■ **Instruction**
Work through the data and report how many lines include the string "ylabel", giving the number alone.

[start]

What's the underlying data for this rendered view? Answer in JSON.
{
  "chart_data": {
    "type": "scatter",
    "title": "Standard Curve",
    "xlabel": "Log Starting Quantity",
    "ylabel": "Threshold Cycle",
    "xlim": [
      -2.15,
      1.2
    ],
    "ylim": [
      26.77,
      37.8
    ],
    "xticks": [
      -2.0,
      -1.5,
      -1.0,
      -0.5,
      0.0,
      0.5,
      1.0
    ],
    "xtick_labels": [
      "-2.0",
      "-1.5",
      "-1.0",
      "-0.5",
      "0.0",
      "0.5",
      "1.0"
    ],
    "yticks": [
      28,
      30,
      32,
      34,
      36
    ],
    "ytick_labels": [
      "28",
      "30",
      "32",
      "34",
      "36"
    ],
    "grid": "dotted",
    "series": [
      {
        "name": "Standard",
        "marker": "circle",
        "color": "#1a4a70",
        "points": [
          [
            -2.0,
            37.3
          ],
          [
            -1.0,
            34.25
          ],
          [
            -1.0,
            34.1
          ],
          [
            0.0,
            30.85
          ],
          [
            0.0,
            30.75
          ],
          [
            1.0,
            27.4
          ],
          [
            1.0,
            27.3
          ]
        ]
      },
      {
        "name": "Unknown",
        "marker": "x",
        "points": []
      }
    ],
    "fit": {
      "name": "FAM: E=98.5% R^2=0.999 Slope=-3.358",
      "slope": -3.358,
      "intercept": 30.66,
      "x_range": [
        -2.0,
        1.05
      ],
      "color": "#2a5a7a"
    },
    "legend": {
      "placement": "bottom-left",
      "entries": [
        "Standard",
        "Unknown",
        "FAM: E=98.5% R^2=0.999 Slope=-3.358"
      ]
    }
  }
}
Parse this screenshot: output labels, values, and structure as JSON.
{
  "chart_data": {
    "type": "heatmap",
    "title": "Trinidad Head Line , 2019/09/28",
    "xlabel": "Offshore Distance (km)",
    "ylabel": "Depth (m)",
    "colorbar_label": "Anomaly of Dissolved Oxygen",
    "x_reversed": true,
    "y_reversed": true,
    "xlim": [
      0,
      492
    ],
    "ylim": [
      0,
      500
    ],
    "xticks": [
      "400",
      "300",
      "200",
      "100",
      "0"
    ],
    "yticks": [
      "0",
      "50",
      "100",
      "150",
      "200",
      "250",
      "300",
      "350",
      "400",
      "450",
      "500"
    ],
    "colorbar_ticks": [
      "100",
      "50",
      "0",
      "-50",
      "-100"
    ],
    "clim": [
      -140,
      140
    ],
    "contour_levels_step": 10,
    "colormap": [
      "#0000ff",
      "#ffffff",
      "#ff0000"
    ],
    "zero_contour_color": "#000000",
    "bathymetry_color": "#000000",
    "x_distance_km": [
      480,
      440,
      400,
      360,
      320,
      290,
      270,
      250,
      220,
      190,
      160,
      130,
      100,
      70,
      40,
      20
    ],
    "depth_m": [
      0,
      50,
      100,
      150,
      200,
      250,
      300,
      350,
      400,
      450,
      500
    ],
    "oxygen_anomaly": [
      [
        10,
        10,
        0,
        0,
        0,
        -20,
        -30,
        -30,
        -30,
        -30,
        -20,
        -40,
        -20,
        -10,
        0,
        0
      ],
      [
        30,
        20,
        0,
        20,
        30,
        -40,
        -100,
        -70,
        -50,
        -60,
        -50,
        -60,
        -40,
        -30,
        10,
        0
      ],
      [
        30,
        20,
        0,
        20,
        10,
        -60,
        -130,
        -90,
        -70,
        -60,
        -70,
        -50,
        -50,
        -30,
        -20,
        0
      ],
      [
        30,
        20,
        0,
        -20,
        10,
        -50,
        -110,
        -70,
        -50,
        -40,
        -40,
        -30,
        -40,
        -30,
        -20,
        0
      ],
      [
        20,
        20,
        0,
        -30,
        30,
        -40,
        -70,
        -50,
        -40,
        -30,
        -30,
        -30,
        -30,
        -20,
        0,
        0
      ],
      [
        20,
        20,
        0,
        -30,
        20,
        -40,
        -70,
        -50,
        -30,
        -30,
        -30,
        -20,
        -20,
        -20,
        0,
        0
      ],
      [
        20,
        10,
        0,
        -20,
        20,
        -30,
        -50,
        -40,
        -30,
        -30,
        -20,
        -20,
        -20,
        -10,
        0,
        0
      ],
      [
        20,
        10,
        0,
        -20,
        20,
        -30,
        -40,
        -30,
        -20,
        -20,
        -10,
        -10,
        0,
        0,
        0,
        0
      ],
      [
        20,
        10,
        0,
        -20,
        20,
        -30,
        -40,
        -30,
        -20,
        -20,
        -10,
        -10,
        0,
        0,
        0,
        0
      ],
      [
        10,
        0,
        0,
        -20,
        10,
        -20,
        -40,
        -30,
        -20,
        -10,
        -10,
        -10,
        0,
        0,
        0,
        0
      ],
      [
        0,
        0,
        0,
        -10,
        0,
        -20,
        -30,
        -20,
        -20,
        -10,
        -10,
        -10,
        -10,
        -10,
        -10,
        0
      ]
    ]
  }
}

[end]

■ **Answer for the task**
2